[GIVEN INSTRUCTION]: Copy the records below exactly, leaving out every picture.

------------------------------------

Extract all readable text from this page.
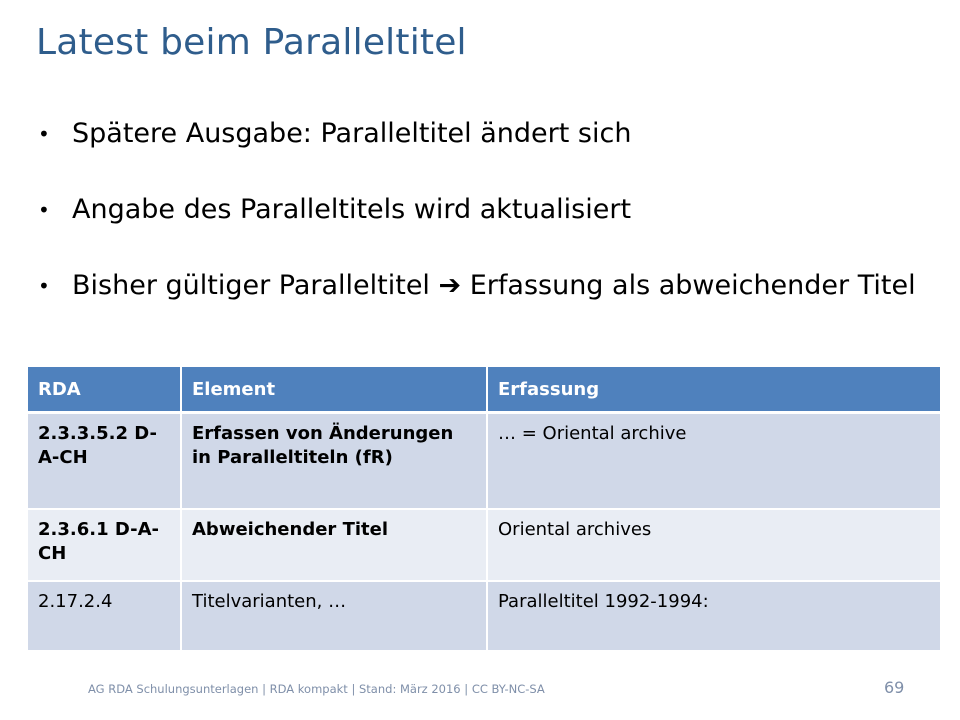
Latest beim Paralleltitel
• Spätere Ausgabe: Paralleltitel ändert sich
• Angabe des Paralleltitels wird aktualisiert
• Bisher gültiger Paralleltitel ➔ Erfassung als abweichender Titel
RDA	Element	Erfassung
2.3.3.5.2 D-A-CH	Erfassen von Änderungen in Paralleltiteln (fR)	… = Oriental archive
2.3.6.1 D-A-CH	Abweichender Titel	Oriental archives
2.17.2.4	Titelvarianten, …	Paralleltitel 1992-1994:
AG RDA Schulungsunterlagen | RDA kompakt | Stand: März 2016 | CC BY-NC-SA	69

------------------------------------

[CORRECT OUTPUT]:
Extract all readable text from this page.
Latest beim Paralleltitel
• Spätere Ausgabe: Paralleltitel ändert sich
• Angabe des Paralleltitels wird aktualisiert
• Bisher gültiger Paralleltitel ➔ Erfassung als abweichender Titel
RDA	Element	Erfassung
2.3.3.5.2 D-A-CH	Erfassen von Änderungen in Paralleltiteln (fR)	… = Oriental archive
2.3.6.1 D-A-CH	Abweichender Titel	Oriental archives
2.17.2.4	Titelvarianten, …	Paralleltitel 1992-1994:
AG RDA Schulungsunterlagen | RDA kompakt | Stand: März 2016 | CC BY-NC-SA	69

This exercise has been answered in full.